▶ **PROBLEM TO WORK ON**: Check every line below for the word "kyrkorådet" and show those that hold it.

▶ **Stored records**:
++++++++++
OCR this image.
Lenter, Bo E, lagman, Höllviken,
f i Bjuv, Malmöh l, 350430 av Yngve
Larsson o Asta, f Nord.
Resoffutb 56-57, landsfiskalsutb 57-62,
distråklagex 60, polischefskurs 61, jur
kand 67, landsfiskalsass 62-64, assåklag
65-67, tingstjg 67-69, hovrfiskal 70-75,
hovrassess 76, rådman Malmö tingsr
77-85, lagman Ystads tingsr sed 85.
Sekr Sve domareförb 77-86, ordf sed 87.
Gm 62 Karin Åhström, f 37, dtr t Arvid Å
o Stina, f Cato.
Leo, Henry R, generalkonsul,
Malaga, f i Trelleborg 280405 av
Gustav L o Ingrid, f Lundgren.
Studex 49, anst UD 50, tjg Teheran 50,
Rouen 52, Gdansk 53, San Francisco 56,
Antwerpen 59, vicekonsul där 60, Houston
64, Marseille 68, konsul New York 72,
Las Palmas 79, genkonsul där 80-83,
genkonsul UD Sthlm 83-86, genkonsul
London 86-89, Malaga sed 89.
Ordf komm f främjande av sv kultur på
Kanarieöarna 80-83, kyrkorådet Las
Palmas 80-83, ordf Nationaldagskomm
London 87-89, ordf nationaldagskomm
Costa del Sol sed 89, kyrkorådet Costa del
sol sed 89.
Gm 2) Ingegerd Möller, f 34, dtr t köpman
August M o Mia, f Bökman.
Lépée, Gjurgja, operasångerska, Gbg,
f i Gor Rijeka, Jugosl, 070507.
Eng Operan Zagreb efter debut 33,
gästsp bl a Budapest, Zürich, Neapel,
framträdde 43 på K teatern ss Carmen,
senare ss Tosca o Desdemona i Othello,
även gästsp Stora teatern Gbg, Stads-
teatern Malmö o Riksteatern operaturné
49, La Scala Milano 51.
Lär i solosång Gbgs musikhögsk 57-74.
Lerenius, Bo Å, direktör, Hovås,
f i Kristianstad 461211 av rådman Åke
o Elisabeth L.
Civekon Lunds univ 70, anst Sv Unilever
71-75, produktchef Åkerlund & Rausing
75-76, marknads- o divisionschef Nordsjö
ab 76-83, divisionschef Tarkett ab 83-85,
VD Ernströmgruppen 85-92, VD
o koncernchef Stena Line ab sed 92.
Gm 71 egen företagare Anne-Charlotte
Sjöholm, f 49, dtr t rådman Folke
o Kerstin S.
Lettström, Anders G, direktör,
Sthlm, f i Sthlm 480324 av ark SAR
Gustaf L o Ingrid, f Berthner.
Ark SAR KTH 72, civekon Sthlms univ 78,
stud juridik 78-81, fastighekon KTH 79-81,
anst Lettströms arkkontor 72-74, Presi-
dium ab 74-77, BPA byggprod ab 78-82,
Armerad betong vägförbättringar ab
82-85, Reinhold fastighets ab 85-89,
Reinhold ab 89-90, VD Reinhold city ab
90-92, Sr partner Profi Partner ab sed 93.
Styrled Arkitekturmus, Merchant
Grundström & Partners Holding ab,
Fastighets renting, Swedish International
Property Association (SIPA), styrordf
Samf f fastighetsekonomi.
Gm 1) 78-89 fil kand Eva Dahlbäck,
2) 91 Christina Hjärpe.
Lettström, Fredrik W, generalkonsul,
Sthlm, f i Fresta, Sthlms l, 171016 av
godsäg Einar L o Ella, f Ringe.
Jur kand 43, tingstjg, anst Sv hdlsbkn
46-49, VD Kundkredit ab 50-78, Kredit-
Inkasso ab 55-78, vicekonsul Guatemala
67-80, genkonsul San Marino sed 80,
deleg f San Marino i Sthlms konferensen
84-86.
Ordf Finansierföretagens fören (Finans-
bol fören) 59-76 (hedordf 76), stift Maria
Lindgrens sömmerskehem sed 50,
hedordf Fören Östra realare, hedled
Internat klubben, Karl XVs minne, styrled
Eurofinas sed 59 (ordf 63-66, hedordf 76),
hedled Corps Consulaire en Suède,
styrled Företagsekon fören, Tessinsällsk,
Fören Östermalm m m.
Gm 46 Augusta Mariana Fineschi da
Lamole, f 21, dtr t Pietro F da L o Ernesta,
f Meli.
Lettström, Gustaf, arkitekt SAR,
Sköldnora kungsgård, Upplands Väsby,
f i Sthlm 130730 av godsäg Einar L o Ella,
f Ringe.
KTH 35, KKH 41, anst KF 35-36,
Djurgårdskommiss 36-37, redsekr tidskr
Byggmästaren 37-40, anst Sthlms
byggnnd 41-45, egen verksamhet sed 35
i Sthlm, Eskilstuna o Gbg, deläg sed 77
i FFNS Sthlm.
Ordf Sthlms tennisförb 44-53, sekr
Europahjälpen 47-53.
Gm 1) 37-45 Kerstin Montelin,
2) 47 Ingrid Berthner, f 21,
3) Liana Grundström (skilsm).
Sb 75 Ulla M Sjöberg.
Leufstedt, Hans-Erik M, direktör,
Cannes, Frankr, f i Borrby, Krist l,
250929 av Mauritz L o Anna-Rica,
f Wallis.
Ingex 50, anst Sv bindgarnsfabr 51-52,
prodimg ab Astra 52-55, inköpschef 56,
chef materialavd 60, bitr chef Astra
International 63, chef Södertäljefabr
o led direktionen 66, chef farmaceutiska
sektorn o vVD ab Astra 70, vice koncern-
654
++++++++++
▶ **COMPLETE RESPONSE**:
Kanarieöarna 80-83, kyrkorådet Las
Costa del Sol sed 89, kyrkorådet Costa del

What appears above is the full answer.